◆ Goal of the exercise
Locate and copy each line in the data that contains the word "Sizes".

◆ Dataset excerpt
============================================================
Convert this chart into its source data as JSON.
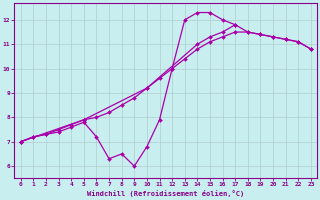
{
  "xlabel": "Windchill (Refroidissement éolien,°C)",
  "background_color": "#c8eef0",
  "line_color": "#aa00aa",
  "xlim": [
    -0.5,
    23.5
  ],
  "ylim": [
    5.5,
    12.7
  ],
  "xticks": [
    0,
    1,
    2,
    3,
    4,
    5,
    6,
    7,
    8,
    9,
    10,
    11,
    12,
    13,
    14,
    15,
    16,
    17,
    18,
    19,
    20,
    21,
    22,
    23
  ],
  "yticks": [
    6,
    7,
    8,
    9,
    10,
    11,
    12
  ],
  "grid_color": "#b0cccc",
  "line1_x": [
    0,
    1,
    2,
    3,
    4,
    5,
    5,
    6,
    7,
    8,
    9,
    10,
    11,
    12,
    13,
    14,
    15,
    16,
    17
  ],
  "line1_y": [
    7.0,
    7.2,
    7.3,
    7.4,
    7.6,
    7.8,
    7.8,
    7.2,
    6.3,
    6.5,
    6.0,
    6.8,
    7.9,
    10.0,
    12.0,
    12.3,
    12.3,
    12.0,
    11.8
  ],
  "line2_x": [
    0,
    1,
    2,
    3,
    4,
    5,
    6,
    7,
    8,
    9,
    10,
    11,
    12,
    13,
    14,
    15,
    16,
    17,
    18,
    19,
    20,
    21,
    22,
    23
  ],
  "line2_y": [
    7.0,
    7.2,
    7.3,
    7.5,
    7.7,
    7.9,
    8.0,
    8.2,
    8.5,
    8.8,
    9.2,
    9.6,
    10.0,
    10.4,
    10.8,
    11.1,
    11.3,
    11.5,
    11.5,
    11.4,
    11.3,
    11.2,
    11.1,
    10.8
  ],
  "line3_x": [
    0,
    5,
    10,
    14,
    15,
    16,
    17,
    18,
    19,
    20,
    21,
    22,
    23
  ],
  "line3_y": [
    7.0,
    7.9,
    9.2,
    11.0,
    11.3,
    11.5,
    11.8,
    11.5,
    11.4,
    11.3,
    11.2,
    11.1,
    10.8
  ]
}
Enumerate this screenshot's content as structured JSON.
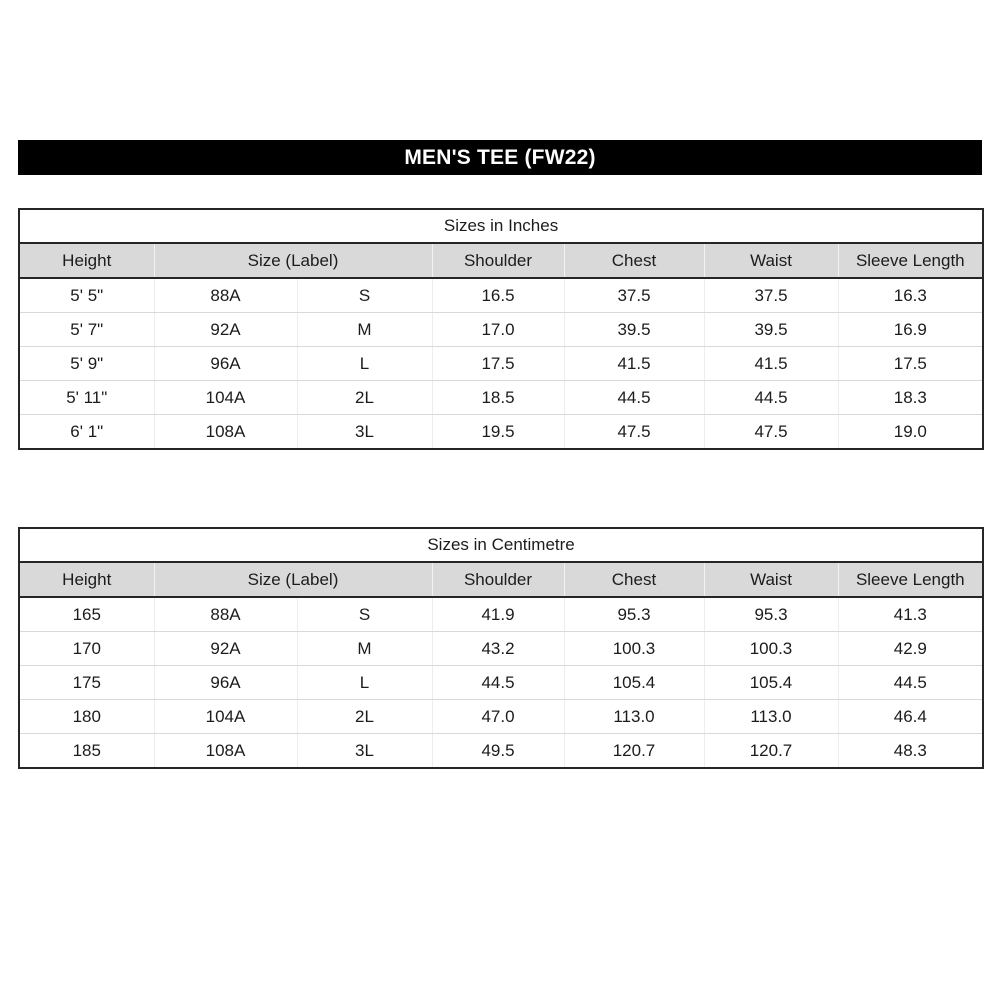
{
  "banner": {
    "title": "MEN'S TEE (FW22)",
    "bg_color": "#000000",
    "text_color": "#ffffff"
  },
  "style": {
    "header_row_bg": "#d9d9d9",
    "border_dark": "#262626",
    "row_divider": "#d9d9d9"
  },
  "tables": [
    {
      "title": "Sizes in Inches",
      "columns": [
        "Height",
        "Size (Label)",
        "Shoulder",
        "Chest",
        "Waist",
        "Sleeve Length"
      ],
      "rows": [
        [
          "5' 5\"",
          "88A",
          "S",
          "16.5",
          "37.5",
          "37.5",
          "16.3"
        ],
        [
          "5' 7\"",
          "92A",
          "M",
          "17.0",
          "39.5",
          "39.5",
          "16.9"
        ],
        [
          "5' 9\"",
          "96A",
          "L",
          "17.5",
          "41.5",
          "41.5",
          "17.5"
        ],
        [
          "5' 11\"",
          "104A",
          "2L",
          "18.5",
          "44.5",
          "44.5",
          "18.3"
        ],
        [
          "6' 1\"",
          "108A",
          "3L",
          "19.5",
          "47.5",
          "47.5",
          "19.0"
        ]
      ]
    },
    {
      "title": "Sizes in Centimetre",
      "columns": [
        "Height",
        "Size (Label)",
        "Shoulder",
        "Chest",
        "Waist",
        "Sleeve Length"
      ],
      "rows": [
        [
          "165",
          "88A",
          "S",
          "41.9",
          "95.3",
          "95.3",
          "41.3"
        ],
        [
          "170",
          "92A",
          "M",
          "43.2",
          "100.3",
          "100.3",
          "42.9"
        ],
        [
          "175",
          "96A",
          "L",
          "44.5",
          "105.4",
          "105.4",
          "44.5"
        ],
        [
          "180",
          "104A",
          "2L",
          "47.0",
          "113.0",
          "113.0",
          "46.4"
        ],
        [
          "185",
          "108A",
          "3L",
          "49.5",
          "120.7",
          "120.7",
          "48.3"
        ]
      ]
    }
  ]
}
============================================================
◆ Result below
      "title": "Sizes in Inches",
      "title": "Sizes in Centimetre",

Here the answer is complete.